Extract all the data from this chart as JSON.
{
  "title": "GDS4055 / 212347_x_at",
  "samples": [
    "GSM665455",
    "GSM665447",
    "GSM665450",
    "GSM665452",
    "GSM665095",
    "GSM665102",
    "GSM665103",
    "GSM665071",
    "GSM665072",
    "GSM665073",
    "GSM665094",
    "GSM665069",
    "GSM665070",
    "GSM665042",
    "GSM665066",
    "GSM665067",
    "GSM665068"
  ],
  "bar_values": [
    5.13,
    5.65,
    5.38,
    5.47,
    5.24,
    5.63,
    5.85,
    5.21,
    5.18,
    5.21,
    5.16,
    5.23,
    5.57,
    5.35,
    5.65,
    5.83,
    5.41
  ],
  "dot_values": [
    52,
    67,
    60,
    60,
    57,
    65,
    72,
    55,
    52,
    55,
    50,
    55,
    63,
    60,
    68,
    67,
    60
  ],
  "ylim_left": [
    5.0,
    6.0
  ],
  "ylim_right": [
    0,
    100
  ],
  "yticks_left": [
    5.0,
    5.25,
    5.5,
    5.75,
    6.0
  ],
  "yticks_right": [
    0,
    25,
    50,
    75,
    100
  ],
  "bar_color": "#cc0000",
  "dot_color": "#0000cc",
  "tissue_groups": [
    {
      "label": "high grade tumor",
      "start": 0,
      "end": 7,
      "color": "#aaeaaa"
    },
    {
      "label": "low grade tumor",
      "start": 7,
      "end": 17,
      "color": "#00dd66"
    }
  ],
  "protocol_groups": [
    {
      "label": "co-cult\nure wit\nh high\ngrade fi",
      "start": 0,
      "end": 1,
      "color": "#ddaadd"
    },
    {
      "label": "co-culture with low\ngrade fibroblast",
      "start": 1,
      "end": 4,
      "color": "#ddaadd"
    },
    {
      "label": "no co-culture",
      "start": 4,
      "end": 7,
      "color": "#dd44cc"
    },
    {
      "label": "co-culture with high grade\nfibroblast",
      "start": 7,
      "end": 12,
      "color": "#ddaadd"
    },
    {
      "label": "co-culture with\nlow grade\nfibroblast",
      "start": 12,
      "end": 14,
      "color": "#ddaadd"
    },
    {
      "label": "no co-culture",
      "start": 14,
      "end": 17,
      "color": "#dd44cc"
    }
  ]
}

| Task to carry out |
What lines above contain the word "nfibroblast"? Return each such line.

| Solution for this problem |
      "label": "co-culture with high grade\nfibroblast",
      "label": "co-culture with\nlow grade\nfibroblast",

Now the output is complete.